::: Text extract

Wednesday, July 25, 2007

Telling the Truth

Let's talk about truth for a second. I once had a boyfriend who was intense about telling the truth. He (according to himself) never lied to me once and told me that he expected me to tell him the truth ALL the time. Obviously, if you love someone, you should be honest with that person; but don't people need to lie occasionally? Some things are just better left unsaid because they're unnecessary, or hurtful, or extremely personal...

For instance, one night a couple of guys approached me at the gym and asked me for my phone number. I told them no of course because I had a boyfriend at the time, so it was no big deal. When my boyfriend asked me what I had done that day, I left that part out because I knew it would only make him jealous. It was an unnecessary detail, the sharing of which neither of us would have benefited from. Thus, omitting the truth was a positive choice in this situation.

Have you ever been in a situation where you felt like you didn't want to deal with the consequences of telling the truth? In your opinion, should people be totally honest with their partners ALL the time? I still hold that there are occasions for telling the truth and occasions for side stepping it a little. ;)

Monday, July 23, 2007

Growing Pains

Remember middle school (or you might be experiencing it right now!)? Girls were so catty back then...and everything felt like it meant so much. If one of your friends stopped talking to you, it was the end of the world. Everyone was vying for a higher position on the popularity ladder, and nobody was secure enough to realize that being themselves is what makes them cool. Dating was still new, and ridiculous quantities of drama surrounded the topic -- who liked who, who dumped who, who cheated on who...etc. Girls couldn't go to the bathroom, to lunch, or pretty much anywhere without a squad of friends around them. Looking back, it seems so ridiculous! Why did we care so much? High school isn't much better, but people are a little bit clearer about who they are. Still, clicks still exist, and people are still struggling with their insecurities and desires to fit in.

Now I'm in college, and it feels like a breath of fresh air. Nobody is worried about their self image, and everyone is passionate about learning and meeting new people. I guess people have to go through all of that awful social torture in their teens to get to the good stuff in college. :)

Wednesday, July 18, 2007

Staying Honest With Friends

Friendships are tough, aren't they? All of us go through the process of finding people we enjoy and feel comfortable confiding in. Once a friendship is sealed, the serious stuff begins - staying in touch; being there when friends need us; being thoughtful, trusting, and honest.

The last two are the hardest. Deep down, a voice is always saying, "She doesn't need to know that! It's too personal!" or "What if he tells someone?" And let's not forget about the politeness factor - if your slightly overweight friend asks if she needs to shed some pounds, are you really going to say yes? Let's face it: sometimes honesty just isn't possible.

Additional stress is placed on friendships as people get busier, have homework to do, extracurricular activities and jobs to go to, and growing bodies to keep healthy. At the end of the day, there are times when we're just too damn tired to deal with honesty.

But we need friends because we can tell them things, trust them, and know that they trust us. So how can we make sure friendships don't fall apart due to dishonesty or lack of trust?

::::::
::: Excerpted data

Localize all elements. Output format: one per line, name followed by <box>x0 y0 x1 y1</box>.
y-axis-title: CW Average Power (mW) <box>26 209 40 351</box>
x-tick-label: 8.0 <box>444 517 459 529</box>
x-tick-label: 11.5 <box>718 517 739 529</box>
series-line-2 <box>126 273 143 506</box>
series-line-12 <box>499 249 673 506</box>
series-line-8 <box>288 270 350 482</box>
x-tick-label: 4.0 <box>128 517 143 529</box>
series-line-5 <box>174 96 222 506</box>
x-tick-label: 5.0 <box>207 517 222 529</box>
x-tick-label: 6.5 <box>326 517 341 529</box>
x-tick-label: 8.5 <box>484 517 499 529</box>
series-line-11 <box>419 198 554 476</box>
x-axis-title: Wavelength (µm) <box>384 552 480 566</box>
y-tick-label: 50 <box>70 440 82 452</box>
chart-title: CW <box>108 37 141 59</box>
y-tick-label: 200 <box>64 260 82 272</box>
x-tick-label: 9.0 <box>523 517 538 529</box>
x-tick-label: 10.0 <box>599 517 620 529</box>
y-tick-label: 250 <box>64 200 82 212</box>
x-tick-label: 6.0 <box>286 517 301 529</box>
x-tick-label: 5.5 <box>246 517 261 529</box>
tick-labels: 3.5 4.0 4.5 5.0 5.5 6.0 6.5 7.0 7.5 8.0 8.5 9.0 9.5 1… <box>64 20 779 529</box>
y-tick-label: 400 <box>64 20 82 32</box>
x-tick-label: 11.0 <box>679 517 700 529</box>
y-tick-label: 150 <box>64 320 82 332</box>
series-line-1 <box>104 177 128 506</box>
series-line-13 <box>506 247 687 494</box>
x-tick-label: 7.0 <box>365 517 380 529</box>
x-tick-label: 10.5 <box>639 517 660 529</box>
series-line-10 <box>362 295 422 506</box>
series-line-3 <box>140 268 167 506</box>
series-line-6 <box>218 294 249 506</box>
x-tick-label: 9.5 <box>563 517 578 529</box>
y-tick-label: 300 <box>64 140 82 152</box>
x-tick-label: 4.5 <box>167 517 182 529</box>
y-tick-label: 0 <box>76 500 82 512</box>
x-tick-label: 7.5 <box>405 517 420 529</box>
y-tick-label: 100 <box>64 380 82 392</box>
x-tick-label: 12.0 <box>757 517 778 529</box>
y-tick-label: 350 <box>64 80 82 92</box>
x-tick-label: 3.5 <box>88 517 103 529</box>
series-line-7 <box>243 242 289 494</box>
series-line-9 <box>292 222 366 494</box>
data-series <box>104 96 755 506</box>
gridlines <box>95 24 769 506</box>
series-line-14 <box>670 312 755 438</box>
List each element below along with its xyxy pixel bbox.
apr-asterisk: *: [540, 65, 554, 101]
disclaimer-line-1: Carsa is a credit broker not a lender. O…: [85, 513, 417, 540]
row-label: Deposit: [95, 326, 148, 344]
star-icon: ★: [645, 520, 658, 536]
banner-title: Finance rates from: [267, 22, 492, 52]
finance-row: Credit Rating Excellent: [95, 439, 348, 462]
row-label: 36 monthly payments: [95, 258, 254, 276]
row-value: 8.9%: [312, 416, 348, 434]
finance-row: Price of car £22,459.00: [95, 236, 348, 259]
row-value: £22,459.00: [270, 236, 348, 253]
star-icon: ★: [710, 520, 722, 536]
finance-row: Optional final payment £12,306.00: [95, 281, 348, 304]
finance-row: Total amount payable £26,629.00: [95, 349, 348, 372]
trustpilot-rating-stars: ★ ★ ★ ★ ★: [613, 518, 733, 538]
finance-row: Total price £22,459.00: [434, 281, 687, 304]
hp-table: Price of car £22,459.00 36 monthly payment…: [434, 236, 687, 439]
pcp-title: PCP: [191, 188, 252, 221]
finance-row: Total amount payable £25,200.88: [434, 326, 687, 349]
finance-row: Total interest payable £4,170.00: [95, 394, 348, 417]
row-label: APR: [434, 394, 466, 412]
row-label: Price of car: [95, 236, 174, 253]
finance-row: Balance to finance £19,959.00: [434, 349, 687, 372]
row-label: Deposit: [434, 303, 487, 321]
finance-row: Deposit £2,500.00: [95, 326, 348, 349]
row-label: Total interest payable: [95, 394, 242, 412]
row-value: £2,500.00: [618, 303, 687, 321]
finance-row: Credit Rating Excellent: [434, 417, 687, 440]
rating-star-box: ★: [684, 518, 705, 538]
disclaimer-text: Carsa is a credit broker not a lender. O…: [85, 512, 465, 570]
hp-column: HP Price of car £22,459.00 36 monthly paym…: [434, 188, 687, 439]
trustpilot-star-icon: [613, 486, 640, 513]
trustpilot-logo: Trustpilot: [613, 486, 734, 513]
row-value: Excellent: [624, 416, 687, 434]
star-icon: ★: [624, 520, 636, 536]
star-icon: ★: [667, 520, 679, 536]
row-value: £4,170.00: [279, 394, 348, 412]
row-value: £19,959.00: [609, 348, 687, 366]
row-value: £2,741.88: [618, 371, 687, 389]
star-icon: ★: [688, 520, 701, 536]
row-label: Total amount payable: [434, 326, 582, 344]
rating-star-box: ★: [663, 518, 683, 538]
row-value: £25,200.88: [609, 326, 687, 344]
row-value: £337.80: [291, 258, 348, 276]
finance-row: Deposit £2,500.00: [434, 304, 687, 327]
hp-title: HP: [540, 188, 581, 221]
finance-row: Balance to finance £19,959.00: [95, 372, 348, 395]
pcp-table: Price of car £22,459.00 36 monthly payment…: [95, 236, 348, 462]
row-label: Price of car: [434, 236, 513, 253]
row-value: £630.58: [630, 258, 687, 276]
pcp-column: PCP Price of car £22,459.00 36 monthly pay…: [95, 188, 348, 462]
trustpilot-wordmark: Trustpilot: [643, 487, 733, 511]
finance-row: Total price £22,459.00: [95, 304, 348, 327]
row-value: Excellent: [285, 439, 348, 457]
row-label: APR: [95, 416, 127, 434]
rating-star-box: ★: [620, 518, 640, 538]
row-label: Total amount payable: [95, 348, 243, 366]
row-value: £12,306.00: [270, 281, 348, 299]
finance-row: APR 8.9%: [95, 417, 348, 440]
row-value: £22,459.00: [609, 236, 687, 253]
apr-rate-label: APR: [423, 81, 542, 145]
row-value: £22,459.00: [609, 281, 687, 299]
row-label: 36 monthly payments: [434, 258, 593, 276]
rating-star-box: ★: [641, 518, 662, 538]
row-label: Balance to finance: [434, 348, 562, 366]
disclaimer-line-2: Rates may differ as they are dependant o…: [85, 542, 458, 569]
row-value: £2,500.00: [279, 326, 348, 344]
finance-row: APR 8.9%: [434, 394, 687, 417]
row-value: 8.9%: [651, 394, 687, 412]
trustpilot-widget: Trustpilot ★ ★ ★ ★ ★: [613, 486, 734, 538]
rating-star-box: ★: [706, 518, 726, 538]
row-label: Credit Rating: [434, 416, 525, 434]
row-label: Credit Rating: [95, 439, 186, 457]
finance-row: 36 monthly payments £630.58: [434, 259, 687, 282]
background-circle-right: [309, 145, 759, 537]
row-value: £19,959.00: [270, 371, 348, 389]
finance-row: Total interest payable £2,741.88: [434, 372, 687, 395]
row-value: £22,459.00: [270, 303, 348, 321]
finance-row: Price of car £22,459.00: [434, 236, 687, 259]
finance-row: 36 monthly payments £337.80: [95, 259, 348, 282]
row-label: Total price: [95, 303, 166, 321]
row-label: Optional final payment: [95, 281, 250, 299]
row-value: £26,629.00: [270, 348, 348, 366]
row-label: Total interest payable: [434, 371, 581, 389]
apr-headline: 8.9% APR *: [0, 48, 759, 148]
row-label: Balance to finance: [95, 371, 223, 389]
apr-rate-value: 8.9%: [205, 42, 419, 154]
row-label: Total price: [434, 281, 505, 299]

::::::

Tasks:
A – List the titles of all the posts in the blog posts.
B – Rewrite the paragraph of the blog posts beginning "For instance, one night a couple of guys" as a short bulleted list that keeps its main facts.
The entries are not required for any of the work.

Solved tasks:
A –
- Telling the Truth
- Growing Pains
- Staying Honest With Friends

B –
- One night at the gym, a couple of guys asked the writer for a phone number.
- The writer refused because of having a boyfriend at the time.
- When the boyfriend asked about the day, the writer left out the episode, knowing it would only make him jealous.
- The detail was unnecessary, and neither of them would have benefited from sharing it.
- Omitting the truth was therefore a positive choice in this situation.